--- Task ---
Return each line holding the string "kiintein".

--- The input ---
◆ ◆ ◆
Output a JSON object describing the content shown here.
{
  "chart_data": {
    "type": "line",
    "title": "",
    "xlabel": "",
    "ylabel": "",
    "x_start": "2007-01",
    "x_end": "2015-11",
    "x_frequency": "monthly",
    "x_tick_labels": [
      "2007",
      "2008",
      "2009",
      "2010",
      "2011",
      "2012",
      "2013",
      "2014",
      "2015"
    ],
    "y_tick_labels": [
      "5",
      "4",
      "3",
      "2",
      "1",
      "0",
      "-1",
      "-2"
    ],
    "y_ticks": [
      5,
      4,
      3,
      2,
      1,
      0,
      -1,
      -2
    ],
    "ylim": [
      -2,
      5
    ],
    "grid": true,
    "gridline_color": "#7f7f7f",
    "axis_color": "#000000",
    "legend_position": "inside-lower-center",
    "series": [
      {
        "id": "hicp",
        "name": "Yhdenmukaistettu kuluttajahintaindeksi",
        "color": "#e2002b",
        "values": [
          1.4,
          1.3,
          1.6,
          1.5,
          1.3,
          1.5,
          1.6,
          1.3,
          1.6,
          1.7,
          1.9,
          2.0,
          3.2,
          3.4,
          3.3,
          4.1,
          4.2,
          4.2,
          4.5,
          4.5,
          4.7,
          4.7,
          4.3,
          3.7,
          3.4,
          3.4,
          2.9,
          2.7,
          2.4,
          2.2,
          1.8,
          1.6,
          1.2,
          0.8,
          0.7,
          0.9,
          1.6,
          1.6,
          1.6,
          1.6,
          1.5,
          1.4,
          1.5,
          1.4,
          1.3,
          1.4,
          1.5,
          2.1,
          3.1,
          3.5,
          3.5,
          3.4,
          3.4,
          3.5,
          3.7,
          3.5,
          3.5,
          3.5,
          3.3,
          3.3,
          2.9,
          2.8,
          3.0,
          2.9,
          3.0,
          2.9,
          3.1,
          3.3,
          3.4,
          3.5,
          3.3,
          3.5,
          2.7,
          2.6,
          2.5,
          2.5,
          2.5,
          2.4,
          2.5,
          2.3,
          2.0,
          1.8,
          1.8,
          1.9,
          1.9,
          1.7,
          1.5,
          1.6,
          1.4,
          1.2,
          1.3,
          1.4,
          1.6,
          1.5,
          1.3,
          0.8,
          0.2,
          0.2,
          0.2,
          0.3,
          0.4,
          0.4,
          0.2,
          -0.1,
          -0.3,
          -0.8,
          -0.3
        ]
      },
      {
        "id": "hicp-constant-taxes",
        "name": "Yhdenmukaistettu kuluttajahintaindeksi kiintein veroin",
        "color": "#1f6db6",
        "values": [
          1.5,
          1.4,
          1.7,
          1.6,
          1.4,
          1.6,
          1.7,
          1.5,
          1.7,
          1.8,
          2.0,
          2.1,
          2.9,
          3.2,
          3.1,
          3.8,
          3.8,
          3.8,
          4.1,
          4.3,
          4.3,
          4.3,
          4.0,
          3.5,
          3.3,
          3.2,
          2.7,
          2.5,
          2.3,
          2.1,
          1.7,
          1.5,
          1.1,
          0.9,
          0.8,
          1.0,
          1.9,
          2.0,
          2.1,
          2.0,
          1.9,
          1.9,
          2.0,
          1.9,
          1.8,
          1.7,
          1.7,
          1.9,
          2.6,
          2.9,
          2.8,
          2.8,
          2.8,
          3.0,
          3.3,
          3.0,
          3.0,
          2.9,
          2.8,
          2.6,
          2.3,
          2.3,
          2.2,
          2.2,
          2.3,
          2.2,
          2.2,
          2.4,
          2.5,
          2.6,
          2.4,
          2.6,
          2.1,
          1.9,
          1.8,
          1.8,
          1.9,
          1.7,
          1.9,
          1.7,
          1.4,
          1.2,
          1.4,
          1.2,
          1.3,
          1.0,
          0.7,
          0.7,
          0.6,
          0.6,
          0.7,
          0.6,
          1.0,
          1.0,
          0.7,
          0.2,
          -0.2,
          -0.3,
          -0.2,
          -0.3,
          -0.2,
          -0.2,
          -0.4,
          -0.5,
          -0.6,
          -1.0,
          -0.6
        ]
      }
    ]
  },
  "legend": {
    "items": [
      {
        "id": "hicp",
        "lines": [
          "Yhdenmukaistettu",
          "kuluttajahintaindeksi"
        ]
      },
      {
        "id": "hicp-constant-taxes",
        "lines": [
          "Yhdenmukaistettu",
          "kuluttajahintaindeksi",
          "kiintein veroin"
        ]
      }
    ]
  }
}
◆ ◆ ◆
--- Solution to this exercise ---
        "name": "Yhdenmukaistettu kuluttajahintaindeksi kiintein veroin",
          "kiintein veroin"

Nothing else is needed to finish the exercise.